[WORK TO DO] Check each line for the string "screenshot". Give only the count of lines that have it.

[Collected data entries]
◆ ◆ ◆ ◆ ◆

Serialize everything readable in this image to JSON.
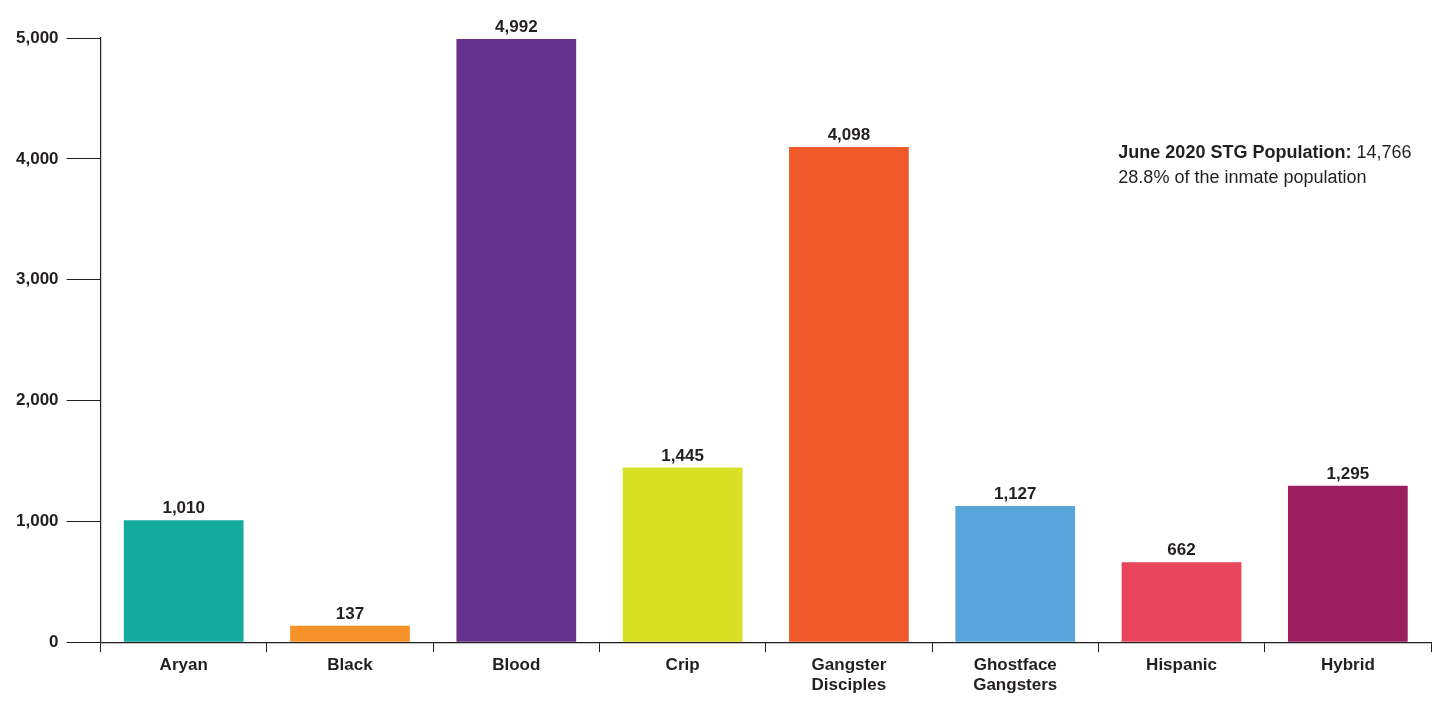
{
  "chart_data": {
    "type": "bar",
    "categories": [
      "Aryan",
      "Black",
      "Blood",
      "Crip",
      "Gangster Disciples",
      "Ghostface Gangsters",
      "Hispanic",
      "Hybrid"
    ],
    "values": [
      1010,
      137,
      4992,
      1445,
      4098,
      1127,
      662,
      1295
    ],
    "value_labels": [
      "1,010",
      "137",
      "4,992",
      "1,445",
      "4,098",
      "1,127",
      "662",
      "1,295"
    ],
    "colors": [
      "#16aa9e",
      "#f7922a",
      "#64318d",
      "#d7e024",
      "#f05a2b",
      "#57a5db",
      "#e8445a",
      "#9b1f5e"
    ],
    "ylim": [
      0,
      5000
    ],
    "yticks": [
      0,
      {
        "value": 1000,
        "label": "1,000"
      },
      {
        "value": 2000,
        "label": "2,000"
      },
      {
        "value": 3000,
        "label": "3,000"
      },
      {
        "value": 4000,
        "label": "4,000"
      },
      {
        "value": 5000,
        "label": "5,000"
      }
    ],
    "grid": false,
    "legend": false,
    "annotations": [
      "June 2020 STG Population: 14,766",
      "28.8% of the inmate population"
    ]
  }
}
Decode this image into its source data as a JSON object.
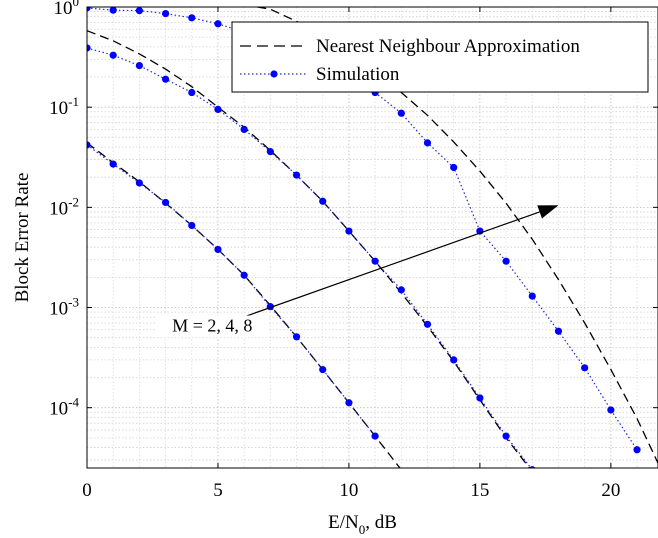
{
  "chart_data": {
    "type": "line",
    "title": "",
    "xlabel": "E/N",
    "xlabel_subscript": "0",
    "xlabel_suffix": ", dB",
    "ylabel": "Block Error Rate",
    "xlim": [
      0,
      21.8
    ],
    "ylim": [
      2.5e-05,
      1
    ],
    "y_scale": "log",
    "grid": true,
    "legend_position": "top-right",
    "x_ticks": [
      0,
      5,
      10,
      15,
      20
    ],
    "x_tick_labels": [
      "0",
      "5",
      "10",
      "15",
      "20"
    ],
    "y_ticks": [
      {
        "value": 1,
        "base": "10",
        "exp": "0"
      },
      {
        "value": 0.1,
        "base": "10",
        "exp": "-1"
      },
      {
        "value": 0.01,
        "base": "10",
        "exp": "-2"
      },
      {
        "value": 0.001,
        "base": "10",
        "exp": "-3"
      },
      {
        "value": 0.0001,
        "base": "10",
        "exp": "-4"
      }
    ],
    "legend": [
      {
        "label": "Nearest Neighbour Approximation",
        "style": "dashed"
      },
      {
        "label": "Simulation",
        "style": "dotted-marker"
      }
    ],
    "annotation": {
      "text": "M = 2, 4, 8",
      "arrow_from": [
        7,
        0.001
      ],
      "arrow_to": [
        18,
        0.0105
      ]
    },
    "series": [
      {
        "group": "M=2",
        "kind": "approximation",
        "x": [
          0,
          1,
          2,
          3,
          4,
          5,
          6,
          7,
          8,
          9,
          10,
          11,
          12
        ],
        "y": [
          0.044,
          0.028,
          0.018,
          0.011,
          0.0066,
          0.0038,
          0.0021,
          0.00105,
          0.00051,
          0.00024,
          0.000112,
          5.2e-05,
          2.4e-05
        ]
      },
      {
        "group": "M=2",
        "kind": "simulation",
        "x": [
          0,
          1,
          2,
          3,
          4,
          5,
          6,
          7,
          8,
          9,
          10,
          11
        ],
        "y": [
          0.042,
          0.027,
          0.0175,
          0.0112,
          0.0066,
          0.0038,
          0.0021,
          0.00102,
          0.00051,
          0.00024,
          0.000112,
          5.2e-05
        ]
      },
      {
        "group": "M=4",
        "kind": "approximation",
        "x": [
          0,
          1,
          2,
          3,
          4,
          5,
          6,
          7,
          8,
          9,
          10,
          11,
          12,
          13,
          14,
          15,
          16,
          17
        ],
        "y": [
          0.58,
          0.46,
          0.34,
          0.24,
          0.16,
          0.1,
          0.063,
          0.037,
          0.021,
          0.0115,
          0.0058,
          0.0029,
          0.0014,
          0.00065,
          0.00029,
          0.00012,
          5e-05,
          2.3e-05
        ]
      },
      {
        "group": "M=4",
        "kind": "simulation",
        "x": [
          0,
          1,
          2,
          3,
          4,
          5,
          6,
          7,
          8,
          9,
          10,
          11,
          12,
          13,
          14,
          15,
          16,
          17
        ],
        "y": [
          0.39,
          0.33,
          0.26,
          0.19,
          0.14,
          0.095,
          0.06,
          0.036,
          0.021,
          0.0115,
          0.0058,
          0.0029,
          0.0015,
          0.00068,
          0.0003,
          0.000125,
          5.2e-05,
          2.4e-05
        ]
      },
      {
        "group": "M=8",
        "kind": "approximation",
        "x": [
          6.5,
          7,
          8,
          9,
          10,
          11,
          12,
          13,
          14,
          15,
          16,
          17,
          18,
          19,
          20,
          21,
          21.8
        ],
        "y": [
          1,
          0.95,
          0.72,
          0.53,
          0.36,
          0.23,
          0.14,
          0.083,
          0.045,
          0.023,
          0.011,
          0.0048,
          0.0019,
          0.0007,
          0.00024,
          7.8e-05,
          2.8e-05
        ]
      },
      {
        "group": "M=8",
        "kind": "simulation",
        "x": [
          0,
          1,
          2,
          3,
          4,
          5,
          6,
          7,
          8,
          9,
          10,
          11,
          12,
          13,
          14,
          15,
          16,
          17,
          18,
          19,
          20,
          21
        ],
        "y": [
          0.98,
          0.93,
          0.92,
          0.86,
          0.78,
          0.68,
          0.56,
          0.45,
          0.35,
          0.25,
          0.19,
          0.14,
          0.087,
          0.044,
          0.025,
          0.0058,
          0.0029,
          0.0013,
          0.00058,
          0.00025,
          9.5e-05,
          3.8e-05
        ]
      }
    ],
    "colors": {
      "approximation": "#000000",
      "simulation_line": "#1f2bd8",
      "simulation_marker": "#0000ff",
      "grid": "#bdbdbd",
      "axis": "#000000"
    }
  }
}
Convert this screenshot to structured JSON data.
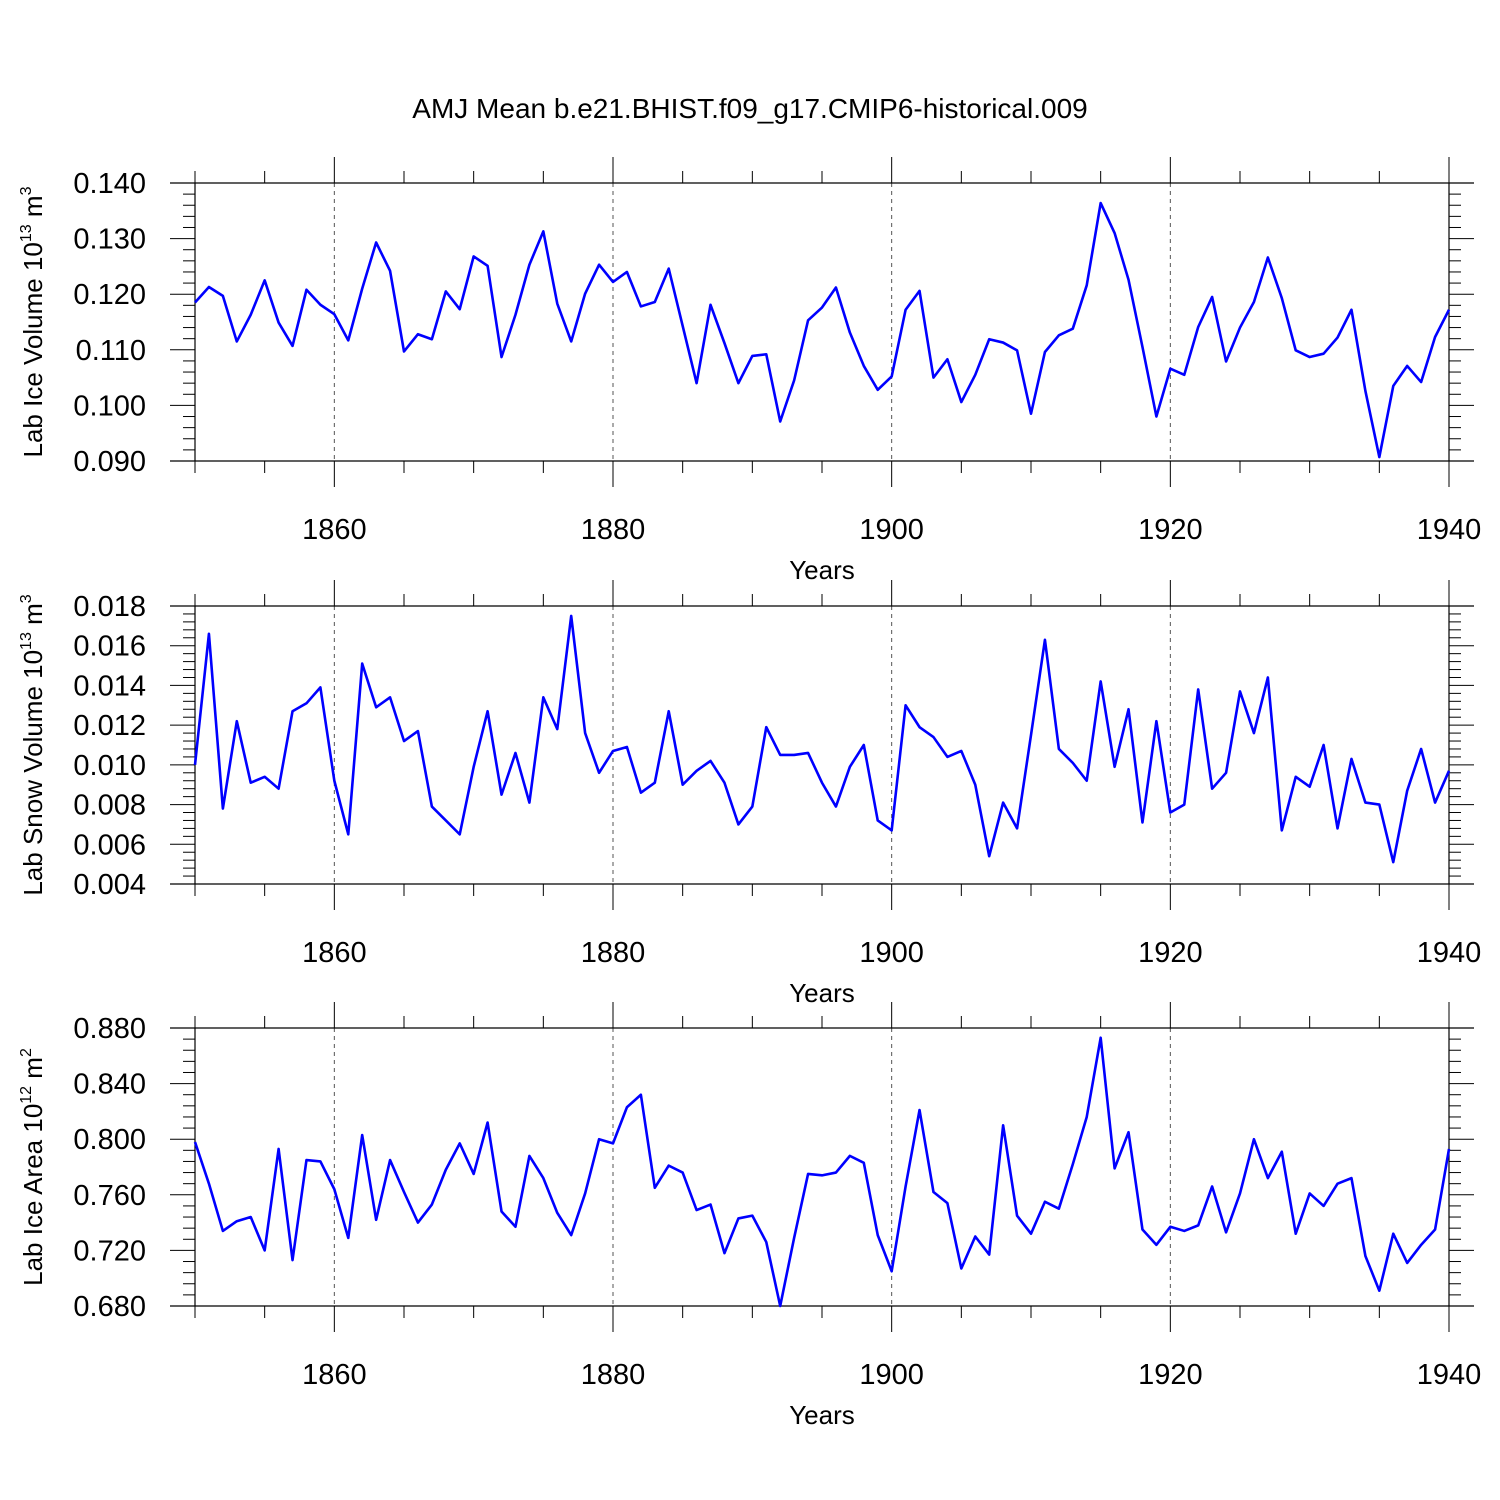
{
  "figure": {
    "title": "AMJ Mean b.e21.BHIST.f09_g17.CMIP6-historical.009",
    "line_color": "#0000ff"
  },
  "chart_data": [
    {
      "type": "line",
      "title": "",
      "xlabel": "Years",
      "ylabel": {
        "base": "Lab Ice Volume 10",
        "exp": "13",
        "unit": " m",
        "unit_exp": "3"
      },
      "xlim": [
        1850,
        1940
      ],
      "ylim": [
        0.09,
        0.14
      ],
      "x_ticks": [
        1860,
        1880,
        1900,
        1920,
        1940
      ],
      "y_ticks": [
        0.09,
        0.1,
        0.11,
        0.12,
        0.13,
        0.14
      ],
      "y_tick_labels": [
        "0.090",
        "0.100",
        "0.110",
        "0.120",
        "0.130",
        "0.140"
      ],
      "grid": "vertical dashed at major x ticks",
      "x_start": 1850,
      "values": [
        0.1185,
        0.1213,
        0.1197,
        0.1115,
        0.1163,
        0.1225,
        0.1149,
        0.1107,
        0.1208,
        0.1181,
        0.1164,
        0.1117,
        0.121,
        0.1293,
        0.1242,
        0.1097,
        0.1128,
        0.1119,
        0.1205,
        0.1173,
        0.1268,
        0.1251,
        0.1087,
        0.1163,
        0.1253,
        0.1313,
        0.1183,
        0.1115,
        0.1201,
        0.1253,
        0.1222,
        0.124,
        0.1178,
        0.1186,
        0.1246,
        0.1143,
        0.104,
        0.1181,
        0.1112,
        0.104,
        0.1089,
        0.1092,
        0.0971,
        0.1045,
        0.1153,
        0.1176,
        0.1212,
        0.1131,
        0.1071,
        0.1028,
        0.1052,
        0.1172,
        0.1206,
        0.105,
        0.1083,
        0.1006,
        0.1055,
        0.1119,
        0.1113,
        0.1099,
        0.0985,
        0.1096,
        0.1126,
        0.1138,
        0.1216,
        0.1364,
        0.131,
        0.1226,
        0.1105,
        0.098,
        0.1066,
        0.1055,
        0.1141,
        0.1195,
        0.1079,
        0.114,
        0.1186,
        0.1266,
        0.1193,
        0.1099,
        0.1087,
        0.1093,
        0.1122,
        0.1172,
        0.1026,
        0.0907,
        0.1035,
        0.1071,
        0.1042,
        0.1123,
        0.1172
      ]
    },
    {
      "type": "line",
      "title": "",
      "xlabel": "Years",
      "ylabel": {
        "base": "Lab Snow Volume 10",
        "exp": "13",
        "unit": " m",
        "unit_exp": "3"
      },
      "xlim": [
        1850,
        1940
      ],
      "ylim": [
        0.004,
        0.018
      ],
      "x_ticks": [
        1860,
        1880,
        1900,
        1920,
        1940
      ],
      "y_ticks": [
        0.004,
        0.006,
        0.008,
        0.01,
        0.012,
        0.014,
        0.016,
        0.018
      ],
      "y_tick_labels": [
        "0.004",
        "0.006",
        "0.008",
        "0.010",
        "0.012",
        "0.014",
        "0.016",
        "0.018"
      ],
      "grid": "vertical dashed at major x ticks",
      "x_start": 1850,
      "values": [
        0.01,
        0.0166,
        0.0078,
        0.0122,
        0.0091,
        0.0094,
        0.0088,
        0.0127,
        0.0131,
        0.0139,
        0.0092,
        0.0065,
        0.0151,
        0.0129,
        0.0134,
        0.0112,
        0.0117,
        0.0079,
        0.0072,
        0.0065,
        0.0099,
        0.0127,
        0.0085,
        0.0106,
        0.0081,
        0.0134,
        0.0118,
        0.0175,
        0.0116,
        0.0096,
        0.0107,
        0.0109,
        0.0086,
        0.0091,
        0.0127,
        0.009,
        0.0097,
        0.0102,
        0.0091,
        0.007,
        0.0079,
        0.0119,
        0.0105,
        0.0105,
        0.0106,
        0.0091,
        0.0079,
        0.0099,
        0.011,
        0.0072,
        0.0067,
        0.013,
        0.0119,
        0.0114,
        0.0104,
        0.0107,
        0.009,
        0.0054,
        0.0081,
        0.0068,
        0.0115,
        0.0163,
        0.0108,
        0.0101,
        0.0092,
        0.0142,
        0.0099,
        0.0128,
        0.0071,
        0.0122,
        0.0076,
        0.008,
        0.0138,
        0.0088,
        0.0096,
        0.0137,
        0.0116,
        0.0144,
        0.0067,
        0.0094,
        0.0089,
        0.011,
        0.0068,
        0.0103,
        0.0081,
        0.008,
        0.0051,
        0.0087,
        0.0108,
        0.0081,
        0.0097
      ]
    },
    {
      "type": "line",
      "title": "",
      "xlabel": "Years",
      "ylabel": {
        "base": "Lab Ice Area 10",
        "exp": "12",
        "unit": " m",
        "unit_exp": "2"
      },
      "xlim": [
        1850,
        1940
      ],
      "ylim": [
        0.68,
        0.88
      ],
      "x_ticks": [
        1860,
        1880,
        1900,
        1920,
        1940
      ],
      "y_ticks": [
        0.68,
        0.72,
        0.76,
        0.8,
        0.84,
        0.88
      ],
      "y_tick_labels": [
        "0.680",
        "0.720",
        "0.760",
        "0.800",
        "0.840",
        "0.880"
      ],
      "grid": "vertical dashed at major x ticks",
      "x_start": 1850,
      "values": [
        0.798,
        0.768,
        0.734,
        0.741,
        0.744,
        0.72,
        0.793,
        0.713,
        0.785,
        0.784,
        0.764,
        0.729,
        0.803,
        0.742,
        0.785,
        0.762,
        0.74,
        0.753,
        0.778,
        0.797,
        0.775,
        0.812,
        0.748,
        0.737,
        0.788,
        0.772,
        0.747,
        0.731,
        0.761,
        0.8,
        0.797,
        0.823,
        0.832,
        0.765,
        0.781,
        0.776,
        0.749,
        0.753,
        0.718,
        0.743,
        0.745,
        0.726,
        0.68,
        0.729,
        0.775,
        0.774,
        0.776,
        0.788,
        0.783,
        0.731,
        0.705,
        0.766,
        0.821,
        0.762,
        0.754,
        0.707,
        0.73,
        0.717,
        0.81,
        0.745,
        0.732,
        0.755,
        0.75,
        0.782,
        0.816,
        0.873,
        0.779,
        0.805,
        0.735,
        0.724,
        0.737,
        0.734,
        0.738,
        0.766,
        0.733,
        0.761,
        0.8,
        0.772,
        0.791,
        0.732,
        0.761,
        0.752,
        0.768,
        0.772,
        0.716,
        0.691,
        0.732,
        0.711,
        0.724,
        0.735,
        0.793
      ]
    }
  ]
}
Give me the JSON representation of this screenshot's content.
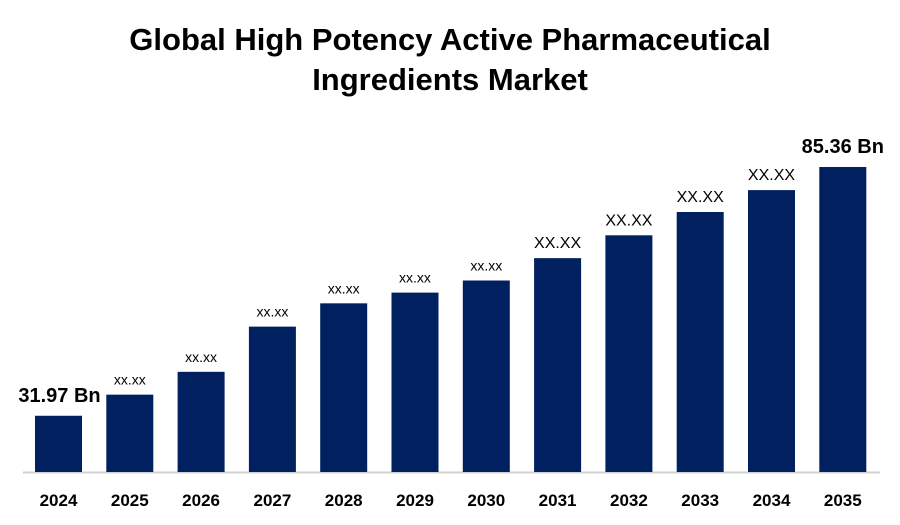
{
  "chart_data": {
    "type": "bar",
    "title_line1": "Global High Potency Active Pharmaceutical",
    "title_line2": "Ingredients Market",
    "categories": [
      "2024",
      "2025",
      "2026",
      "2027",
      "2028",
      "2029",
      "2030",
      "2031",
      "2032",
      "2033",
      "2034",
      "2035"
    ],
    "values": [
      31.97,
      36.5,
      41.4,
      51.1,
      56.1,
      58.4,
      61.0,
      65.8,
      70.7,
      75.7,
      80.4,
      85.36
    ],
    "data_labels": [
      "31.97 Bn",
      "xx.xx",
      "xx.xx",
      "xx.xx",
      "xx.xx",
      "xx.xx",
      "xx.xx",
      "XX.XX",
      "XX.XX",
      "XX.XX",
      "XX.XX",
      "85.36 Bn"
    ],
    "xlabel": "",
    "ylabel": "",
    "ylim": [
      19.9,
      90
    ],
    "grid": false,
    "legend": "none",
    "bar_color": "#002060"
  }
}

◆ ◆ ◆ ◆ ◆

[COMPLETE OUTPUT] 2